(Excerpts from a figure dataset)
==================================================

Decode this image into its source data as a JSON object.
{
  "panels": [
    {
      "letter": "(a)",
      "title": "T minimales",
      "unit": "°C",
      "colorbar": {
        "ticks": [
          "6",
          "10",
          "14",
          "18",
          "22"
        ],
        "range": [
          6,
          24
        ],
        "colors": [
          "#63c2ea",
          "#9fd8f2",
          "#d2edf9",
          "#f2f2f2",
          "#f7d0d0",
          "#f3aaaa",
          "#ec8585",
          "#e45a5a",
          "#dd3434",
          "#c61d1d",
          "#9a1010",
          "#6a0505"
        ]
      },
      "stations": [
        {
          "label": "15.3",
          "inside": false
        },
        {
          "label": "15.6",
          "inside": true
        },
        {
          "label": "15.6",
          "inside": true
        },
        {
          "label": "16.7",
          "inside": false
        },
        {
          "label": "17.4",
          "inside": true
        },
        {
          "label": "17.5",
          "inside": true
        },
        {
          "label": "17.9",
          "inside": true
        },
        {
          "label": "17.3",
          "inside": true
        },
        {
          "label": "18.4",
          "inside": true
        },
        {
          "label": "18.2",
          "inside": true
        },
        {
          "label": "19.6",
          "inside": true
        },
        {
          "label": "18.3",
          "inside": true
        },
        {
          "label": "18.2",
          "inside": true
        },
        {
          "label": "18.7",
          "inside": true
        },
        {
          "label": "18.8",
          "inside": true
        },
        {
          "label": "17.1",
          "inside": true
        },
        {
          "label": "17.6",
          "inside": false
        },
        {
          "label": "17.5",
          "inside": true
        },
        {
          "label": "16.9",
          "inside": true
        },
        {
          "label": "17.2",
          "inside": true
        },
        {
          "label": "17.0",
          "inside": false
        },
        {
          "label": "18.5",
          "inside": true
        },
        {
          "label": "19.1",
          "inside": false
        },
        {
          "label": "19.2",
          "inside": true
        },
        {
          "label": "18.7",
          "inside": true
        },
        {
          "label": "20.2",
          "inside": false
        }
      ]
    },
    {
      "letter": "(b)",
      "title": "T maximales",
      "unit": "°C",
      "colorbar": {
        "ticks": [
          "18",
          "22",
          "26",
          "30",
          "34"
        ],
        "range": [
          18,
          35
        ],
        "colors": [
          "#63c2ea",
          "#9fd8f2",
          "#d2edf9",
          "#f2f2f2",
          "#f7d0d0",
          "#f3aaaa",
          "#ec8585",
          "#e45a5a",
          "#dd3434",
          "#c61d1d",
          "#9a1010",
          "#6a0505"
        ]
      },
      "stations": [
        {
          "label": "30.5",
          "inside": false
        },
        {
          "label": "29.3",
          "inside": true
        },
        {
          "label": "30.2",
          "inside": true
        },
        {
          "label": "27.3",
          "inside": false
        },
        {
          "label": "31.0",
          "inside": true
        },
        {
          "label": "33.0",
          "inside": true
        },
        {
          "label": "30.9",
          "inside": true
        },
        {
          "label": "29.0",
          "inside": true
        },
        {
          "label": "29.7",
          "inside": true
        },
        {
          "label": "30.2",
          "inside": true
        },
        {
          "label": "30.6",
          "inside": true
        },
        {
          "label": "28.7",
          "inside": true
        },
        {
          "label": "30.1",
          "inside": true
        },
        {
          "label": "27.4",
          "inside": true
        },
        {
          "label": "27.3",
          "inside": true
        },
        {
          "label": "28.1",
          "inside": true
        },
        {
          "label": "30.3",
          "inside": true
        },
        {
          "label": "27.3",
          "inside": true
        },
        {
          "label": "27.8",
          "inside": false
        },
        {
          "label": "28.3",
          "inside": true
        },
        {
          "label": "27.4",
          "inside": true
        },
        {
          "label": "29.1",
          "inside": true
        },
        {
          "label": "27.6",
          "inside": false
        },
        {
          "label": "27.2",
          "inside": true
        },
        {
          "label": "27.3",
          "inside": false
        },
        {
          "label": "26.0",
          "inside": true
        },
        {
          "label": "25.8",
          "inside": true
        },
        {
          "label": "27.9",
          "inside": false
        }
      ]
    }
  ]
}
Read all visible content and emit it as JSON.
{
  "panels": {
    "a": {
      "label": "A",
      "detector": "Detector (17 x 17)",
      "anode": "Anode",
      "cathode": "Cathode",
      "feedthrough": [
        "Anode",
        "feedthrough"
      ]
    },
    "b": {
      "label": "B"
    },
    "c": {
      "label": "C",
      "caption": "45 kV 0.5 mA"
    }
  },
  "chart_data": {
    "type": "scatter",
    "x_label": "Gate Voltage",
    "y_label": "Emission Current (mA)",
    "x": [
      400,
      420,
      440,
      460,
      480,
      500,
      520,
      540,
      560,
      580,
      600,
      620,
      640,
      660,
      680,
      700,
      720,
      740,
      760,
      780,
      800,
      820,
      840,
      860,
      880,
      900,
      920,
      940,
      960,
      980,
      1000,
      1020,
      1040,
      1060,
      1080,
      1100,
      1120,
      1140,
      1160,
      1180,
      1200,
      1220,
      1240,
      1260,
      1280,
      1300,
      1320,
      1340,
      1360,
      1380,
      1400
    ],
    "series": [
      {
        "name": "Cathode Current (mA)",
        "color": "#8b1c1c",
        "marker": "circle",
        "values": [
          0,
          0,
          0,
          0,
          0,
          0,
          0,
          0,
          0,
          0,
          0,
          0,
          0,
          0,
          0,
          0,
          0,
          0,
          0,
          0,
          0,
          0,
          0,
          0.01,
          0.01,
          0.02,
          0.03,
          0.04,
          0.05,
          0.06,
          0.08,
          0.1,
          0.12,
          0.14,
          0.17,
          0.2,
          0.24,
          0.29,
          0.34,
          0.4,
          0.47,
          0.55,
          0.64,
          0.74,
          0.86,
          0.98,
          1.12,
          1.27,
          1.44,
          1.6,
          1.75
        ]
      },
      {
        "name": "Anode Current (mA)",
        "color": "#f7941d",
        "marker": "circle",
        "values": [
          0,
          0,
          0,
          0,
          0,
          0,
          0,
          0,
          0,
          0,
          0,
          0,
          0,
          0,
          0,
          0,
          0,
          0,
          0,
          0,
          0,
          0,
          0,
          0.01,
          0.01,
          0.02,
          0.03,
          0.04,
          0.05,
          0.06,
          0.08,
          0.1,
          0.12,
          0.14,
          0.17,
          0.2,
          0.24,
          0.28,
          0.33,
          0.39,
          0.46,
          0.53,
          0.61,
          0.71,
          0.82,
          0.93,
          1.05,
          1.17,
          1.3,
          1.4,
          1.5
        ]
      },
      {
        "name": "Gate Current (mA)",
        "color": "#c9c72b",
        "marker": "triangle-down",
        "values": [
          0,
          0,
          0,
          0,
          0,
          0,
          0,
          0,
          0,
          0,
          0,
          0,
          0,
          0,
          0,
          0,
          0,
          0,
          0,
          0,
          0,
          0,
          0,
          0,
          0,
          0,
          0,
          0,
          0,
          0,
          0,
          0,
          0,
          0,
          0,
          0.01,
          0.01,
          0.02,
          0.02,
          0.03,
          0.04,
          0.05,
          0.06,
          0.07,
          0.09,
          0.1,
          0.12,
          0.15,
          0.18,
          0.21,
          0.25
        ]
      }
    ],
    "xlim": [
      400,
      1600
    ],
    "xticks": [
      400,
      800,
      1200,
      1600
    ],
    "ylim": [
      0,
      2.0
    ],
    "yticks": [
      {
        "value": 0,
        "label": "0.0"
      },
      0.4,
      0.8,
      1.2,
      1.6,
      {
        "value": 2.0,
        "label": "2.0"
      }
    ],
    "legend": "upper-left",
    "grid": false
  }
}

==================================================

STATED GOAL →
Say how many lines of the listing above contain "Anode", with no other words.

REPLY →
3